The task
Only lines with the string "воды" matter here; gather them from the material below.

Supplied entries
····················
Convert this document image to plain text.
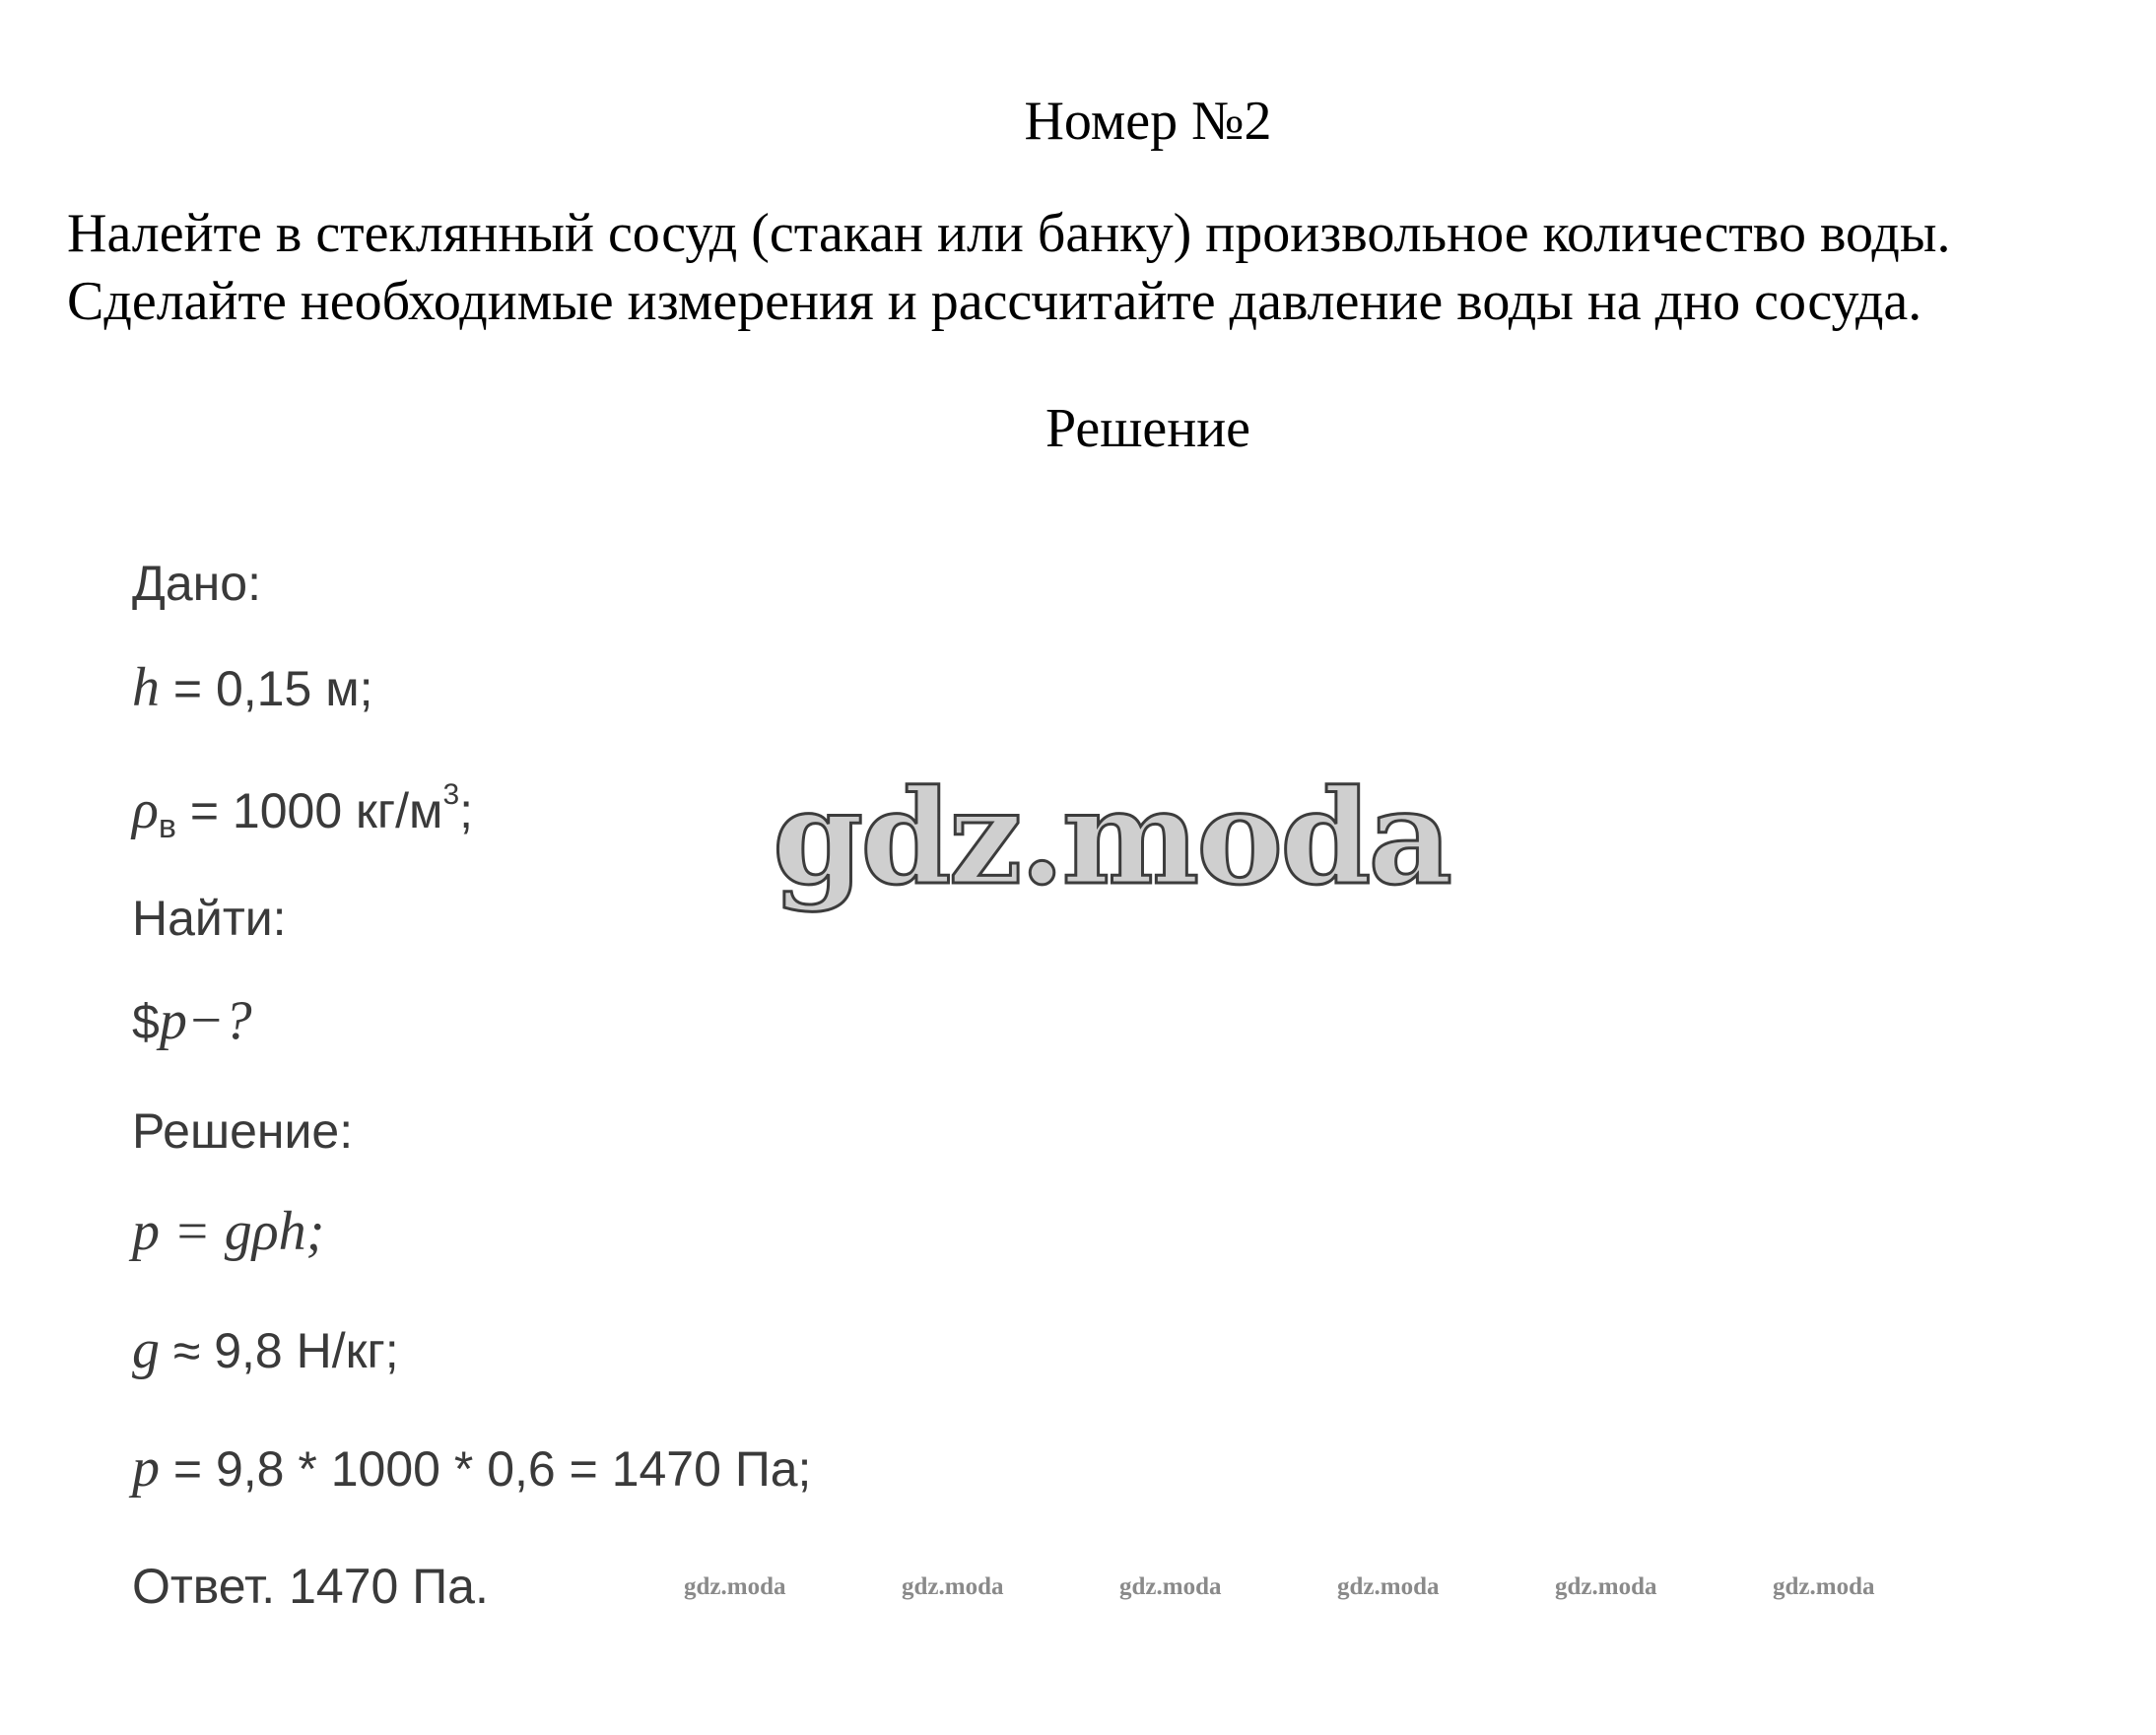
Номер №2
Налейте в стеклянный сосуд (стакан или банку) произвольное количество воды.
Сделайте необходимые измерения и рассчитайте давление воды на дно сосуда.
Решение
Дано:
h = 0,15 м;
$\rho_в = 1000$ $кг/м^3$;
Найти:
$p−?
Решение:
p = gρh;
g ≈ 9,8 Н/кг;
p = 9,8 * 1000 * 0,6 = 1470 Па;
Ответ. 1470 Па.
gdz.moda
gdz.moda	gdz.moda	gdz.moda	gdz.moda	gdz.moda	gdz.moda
····················
Task answer
Налейте в стеклянный сосуд (стакан или банку) произвольное количество воды.
Сделайте необходимые измерения и рассчитайте давление воды на дно сосуда.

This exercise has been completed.